··· Input records
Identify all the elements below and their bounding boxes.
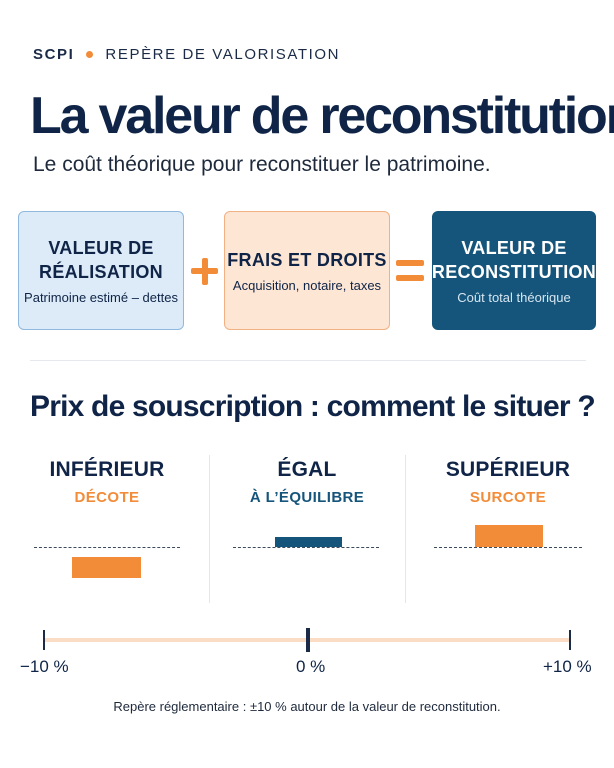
scale-tick-mid bbox=[306, 628, 310, 652]
case-equal-label: À L’ÉQUILIBRE bbox=[249, 489, 365, 506]
column-separator bbox=[209, 455, 210, 603]
premium-bar bbox=[475, 525, 543, 547]
scale-label-max: +10 % bbox=[543, 657, 592, 676]
reconstitution-title-line1: VALEUR DE bbox=[461, 238, 567, 258]
equilibrium-bar bbox=[275, 537, 342, 547]
scale-label-min: −10 % bbox=[20, 657, 69, 676]
discount-bar bbox=[72, 557, 141, 578]
realisation-title-line2: RÉALISATION bbox=[39, 262, 163, 282]
fees-subtitle: Acquisition, notaire, taxes bbox=[232, 278, 382, 293]
reference-line bbox=[34, 547, 180, 548]
divider bbox=[30, 360, 586, 361]
realisation-value-box: VALEUR DE RÉALISATION Patrimoine estimé … bbox=[18, 211, 184, 330]
reconstitution-value-box: VALEUR DE RECONSTITUTION Coût total théo… bbox=[432, 211, 596, 330]
case-higher-label: SURCOTE bbox=[469, 489, 547, 506]
reference-line bbox=[233, 547, 379, 548]
case-higher-title: SUPÉRIEUR bbox=[445, 458, 571, 481]
reference-line bbox=[434, 547, 582, 548]
case-lower-label: DÉCOTE bbox=[74, 489, 140, 506]
equals-icon-lower bbox=[396, 275, 424, 281]
case-equal-title: ÉGAL bbox=[277, 458, 337, 481]
case-lower-title: INFÉRIEUR bbox=[49, 458, 165, 481]
scale-tick-max bbox=[569, 630, 571, 650]
page-title: La valeur de reconstitution bbox=[30, 87, 614, 145]
footnote: Repère réglementaire : ±10 % autour de l… bbox=[113, 699, 501, 714]
reconstitution-title-line2: RECONSTITUTION bbox=[431, 262, 597, 282]
realisation-subtitle: Patrimoine estimé – dettes bbox=[24, 290, 178, 305]
kicker-label: REPÈRE DE VALORISATION bbox=[105, 46, 341, 63]
fees-box: FRAIS ET DROITS Acquisition, notaire, ta… bbox=[224, 211, 390, 330]
column-separator bbox=[405, 455, 406, 603]
reconstitution-subtitle: Coût total théorique bbox=[457, 290, 571, 305]
section-title: Prix de souscription : comment le situer… bbox=[30, 390, 596, 423]
plus-icon-vertical bbox=[201, 257, 208, 285]
case-equal: ÉGAL À L’ÉQUILIBRE bbox=[228, 458, 386, 506]
case-higher: SUPÉRIEUR SURCOTE bbox=[428, 458, 588, 506]
brand-label: SCPI bbox=[33, 46, 75, 63]
equals-icon bbox=[396, 260, 424, 266]
fees-title: FRAIS ET DROITS bbox=[227, 250, 387, 270]
kicker: SCPI REPÈRE DE VALORISATION bbox=[33, 46, 340, 63]
scale-tick-min bbox=[43, 630, 45, 650]
scale-label-mid: 0 % bbox=[296, 657, 326, 676]
realisation-title-line1: VALEUR DE bbox=[48, 238, 154, 258]
bullet-dot-icon bbox=[86, 51, 94, 58]
page-subtitle: Le coût théorique pour reconstituer le p… bbox=[33, 153, 491, 176]
case-lower: INFÉRIEUR DÉCOTE bbox=[36, 458, 178, 506]
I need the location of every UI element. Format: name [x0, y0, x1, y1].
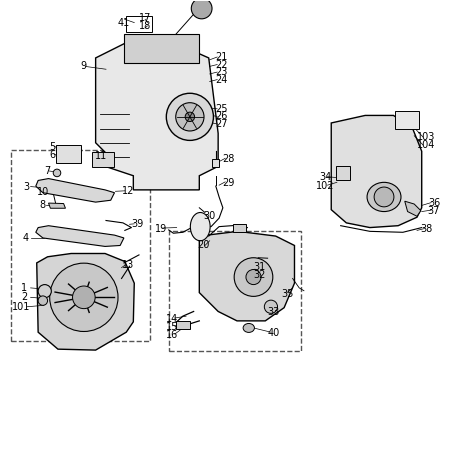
Text: 37: 37: [428, 206, 440, 216]
Text: 3: 3: [23, 182, 29, 191]
Text: 10: 10: [36, 187, 49, 197]
Circle shape: [53, 169, 61, 177]
Text: 25: 25: [216, 104, 228, 114]
Bar: [336, 166, 350, 181]
Ellipse shape: [176, 103, 204, 131]
Ellipse shape: [246, 270, 261, 284]
Text: 30: 30: [203, 211, 216, 221]
Circle shape: [264, 300, 277, 313]
Polygon shape: [48, 203, 65, 208]
Text: 4: 4: [23, 233, 29, 244]
Text: 38: 38: [420, 224, 433, 234]
Text: 22: 22: [216, 60, 228, 70]
Bar: [92, 152, 115, 167]
Text: 41: 41: [118, 18, 130, 27]
Bar: [176, 321, 190, 329]
Ellipse shape: [185, 112, 195, 121]
Text: 1: 1: [21, 283, 27, 293]
Text: 32: 32: [254, 270, 266, 280]
Text: 24: 24: [216, 74, 228, 85]
Text: 101: 101: [12, 302, 30, 312]
Text: 8: 8: [40, 201, 46, 210]
Bar: [233, 224, 246, 232]
Polygon shape: [36, 226, 124, 246]
Text: 35: 35: [282, 289, 294, 299]
Text: 103: 103: [417, 132, 436, 142]
Polygon shape: [405, 201, 421, 216]
Text: 14: 14: [166, 313, 178, 324]
Text: 102: 102: [316, 181, 335, 191]
Polygon shape: [331, 116, 422, 228]
Text: 17: 17: [139, 13, 151, 23]
Text: 6: 6: [49, 149, 55, 160]
Bar: [212, 159, 219, 167]
Text: 12: 12: [121, 186, 134, 196]
Text: 36: 36: [428, 198, 440, 208]
Bar: [124, 35, 199, 63]
Text: 28: 28: [222, 154, 235, 164]
Circle shape: [38, 284, 51, 298]
Text: 20: 20: [197, 240, 209, 250]
Polygon shape: [36, 254, 134, 350]
Text: 39: 39: [131, 219, 143, 229]
Text: 16: 16: [166, 330, 178, 340]
Text: 9: 9: [81, 62, 87, 72]
Ellipse shape: [374, 187, 394, 207]
Ellipse shape: [166, 93, 213, 140]
Circle shape: [191, 0, 212, 19]
Text: 40: 40: [268, 328, 280, 337]
Text: 5: 5: [49, 142, 55, 152]
Text: 13: 13: [121, 260, 134, 270]
Ellipse shape: [50, 263, 118, 331]
Ellipse shape: [191, 212, 210, 241]
Text: 33: 33: [268, 308, 280, 318]
Text: 29: 29: [222, 178, 235, 188]
Text: 26: 26: [216, 111, 228, 121]
Text: 15: 15: [166, 321, 178, 331]
Polygon shape: [36, 179, 115, 202]
Text: 21: 21: [216, 52, 228, 62]
Text: 18: 18: [139, 21, 151, 31]
Circle shape: [38, 296, 47, 305]
Ellipse shape: [234, 258, 273, 296]
Text: 7: 7: [45, 166, 51, 176]
Polygon shape: [199, 231, 294, 321]
Text: 104: 104: [417, 140, 436, 150]
Ellipse shape: [243, 323, 255, 332]
Ellipse shape: [73, 286, 95, 309]
Text: 34: 34: [319, 172, 332, 182]
Text: 23: 23: [216, 67, 228, 77]
Ellipse shape: [367, 182, 401, 211]
Bar: [55, 145, 82, 163]
Bar: [11, 150, 150, 341]
Bar: [126, 16, 152, 32]
Polygon shape: [96, 39, 218, 190]
Bar: [169, 231, 301, 351]
Bar: [395, 111, 419, 128]
Text: 27: 27: [216, 119, 228, 129]
Text: 19: 19: [155, 224, 167, 234]
Text: 31: 31: [254, 262, 266, 272]
Text: 11: 11: [95, 151, 108, 161]
Text: 2: 2: [21, 292, 27, 302]
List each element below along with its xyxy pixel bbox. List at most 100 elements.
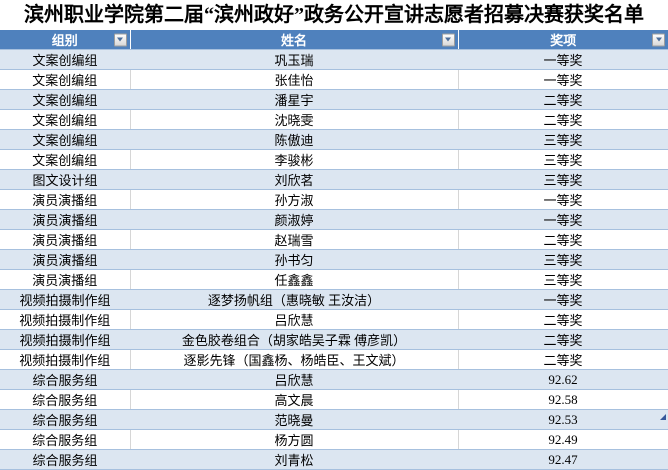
table-cell[interactable]: 92.58 [457,389,668,410]
table-cell[interactable]: 赵瑞雪 [129,229,458,250]
table-cell[interactable]: 综合服务组 [0,409,130,430]
table-cell[interactable]: 文案创编组 [0,129,130,150]
table-row: 图文设计组 刘欣茗 三等奖 [0,169,668,190]
table-cell[interactable]: 陈傲迪 [130,129,458,150]
table-row: 文案创编组 巩玉瑞 一等奖 [0,49,668,70]
table-cell[interactable]: 综合服务组 [0,369,130,390]
table-resize-handle[interactable] [660,414,666,420]
table-cell[interactable]: 范晓曼 [130,409,458,430]
table-cell[interactable]: 吕欣慧 [129,309,458,330]
filter-dropdown-button-award[interactable] [652,33,665,46]
table-cell[interactable]: 二等奖 [457,309,668,330]
table-cell[interactable]: 一等奖 [458,289,668,310]
table-row: 演员演播组 孙书匀 三等奖 [0,249,668,270]
table-cell[interactable]: 一等奖 [457,69,668,90]
table-row: 视频拍摄制作组 吕欣慧 二等奖 [0,309,668,330]
table-cell[interactable]: 二等奖 [457,109,668,130]
table-cell[interactable]: 刘欣茗 [130,169,458,190]
table-cell[interactable]: 一等奖 [457,189,668,210]
table-cell[interactable]: 刘青松 [130,449,458,470]
table-cell[interactable]: 图文设计组 [0,169,130,190]
table-cell[interactable]: 吕欣慧 [130,369,458,390]
table-cell[interactable]: 二等奖 [457,229,668,250]
table-cell[interactable]: 演员演播组 [0,209,130,230]
table-cell[interactable]: 视频拍摄制作组 [0,329,130,350]
table-cell[interactable]: 92.53 [458,409,668,430]
table-cell[interactable]: 高文晨 [129,389,458,410]
table-cell[interactable]: 二等奖 [457,349,668,370]
table-cell[interactable]: 视频拍摄制作组 [0,349,130,370]
spreadsheet: 滨州职业学院第二届“滨州政好”政务公开宣讲志愿者招募决赛获奖名单 组别 姓名 [0,4,668,470]
column-header-group[interactable]: 组别 [0,30,130,50]
table-row: 演员演播组 任鑫鑫 三等奖 [0,269,668,290]
column-header-name[interactable]: 姓名 [129,30,458,50]
table-cell[interactable]: 文案创编组 [0,89,130,110]
filter-dropdown-arrow-icon [655,37,662,42]
table-cell[interactable]: 孙书匀 [130,249,458,270]
table-cell[interactable]: 二等奖 [458,329,668,350]
table-cell[interactable]: 二等奖 [458,89,668,110]
table-cell[interactable]: 文案创编组 [0,69,130,90]
filter-dropdown-arrow-icon [445,37,451,42]
table-cell[interactable]: 综合服务组 [0,429,130,450]
table-body: 文案创编组 巩玉瑞 一等奖 文案创编组 张佳怡 一等奖 文案创编组 潘星宇 二等奖 文案创编组 沈晓… [0,49,668,470]
table-cell[interactable]: 李骏彬 [129,149,458,170]
table-row: 文案创编组 李骏彬 三等奖 [0,149,668,170]
table-cell[interactable]: 文案创编组 [0,49,130,70]
table-cell[interactable]: 颜淑婷 [130,209,458,230]
column-header-name-label: 姓名 [280,33,307,48]
table-cell[interactable]: 张佳怡 [129,69,458,90]
table-cell[interactable]: 杨方圆 [129,429,458,450]
table-row: 综合服务组 刘青松 92.47 [0,449,668,470]
table-cell[interactable]: 视频拍摄制作组 [0,309,130,330]
table-cell[interactable]: 92.49 [457,429,668,450]
table-cell[interactable]: 沈晓雯 [129,109,458,130]
table-cell[interactable]: 三等奖 [457,149,668,170]
table-row: 综合服务组 杨方圆 92.49 [0,429,668,450]
column-header-group-label: 组别 [51,33,78,48]
table-cell[interactable]: 综合服务组 [0,449,130,470]
table-cell[interactable]: 金色胶卷组合（胡家皓吴子霖 傅彦凯） [130,329,458,350]
table-row: 文案创编组 沈晓雯 二等奖 [0,109,668,130]
table-row: 文案创编组 潘星宇 二等奖 [0,89,668,110]
table-cell[interactable]: 视频拍摄制作组 [0,289,130,310]
column-header-award[interactable]: 奖项 [457,30,668,50]
table-row: 视频拍摄制作组 金色胶卷组合（胡家皓吴子霖 傅彦凯） 二等奖 [0,329,668,350]
table-cell[interactable]: 逐梦扬帆组（惠晓敏 王汝洁） [130,289,458,310]
table-cell[interactable]: 演员演播组 [0,269,130,290]
table-cell[interactable]: 巩玉瑞 [130,49,458,70]
table-row: 视频拍摄制作组 逐梦扬帆组（惠晓敏 王汝洁） 一等奖 [0,289,668,310]
table-cell[interactable]: 逐影先锋（国鑫杨、杨皓臣、王文斌） [129,349,458,370]
table-cell[interactable]: 任鑫鑫 [129,269,458,290]
table-cell[interactable]: 文案创编组 [0,149,130,170]
filter-dropdown-arrow-icon [117,37,123,42]
table-cell[interactable]: 演员演播组 [0,229,130,250]
table-cell[interactable]: 文案创编组 [0,109,130,130]
table-cell[interactable]: 三等奖 [458,169,668,190]
table-cell[interactable]: 92.62 [458,369,668,390]
table-row: 综合服务组 高文晨 92.58 [0,389,668,410]
award-table: 组别 姓名 奖项 文案创编组 [0,30,668,470]
table-row: 综合服务组 吕欣慧 92.62 [0,369,668,390]
table-row: 视频拍摄制作组 逐影先锋（国鑫杨、杨皓臣、王文斌） 二等奖 [0,349,668,370]
table-cell[interactable]: 演员演播组 [0,249,130,270]
column-header-award-label: 奖项 [550,33,577,48]
filter-dropdown-button-name[interactable] [441,33,455,46]
table-header: 组别 姓名 奖项 [0,30,668,50]
table-cell[interactable]: 三等奖 [458,129,668,150]
table-cell[interactable]: 孙方淑 [129,189,458,210]
table-cell[interactable]: 一等奖 [458,49,668,70]
table-row: 文案创编组 陈傲迪 三等奖 [0,129,668,150]
table-cell[interactable]: 三等奖 [457,269,668,290]
filter-dropdown-button-group[interactable] [113,33,127,46]
header-row: 组别 姓名 奖项 [0,30,668,50]
table-cell[interactable]: 三等奖 [458,249,668,270]
table-cell[interactable]: 综合服务组 [0,389,130,410]
table-row: 文案创编组 张佳怡 一等奖 [0,69,668,90]
table-cell[interactable]: 演员演播组 [0,189,130,210]
table-cell[interactable]: 潘星宇 [130,89,458,110]
table-cell[interactable]: 一等奖 [458,209,668,230]
table-row: 演员演播组 孙方淑 一等奖 [0,189,668,210]
table-cell[interactable]: 92.47 [458,449,668,470]
table-row: 演员演播组 赵瑞雪 二等奖 [0,229,668,250]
······
• [Written request] Reproduce the lines above verbatim, beginning with the line containing "Text: 37: 37: [428, 206, 440, 216]" and continuing through the line containing "Polygon shape: [331, 116, 422, 228]", both included.

• [Problem solution]
Text: 37: 37: [428, 206, 440, 216]
Text: 3: 3: [23, 182, 29, 191]
Text: 10: 10: [36, 187, 49, 197]
Circle shape: [53, 169, 61, 177]
Text: 25: 25: [216, 104, 228, 114]
Bar: [336, 166, 350, 181]
Ellipse shape: [176, 103, 204, 131]
Ellipse shape: [246, 270, 261, 284]
Text: 30: 30: [203, 211, 216, 221]
Circle shape: [264, 300, 277, 313]
Polygon shape: [48, 203, 65, 208]
Text: 4: 4: [23, 233, 29, 244]
Text: 38: 38: [420, 224, 433, 234]
Text: 22: 22: [216, 60, 228, 70]
Bar: [92, 152, 115, 167]
Text: 41: 41: [118, 18, 130, 27]
Bar: [176, 321, 190, 329]
Ellipse shape: [185, 112, 195, 121]
Text: 1: 1: [21, 283, 27, 293]
Text: 32: 32: [254, 270, 266, 280]
Text: 24: 24: [216, 74, 228, 85]
Text: 101: 101: [12, 302, 30, 312]
Text: 8: 8: [40, 201, 46, 210]
Bar: [233, 224, 246, 232]
Polygon shape: [36, 226, 124, 246]
Text: 35: 35: [282, 289, 294, 299]
Text: 103: 103: [417, 132, 436, 142]
Polygon shape: [405, 201, 421, 216]
Text: 14: 14: [166, 313, 178, 324]
Text: 102: 102: [316, 181, 335, 191]
Polygon shape: [331, 116, 422, 228]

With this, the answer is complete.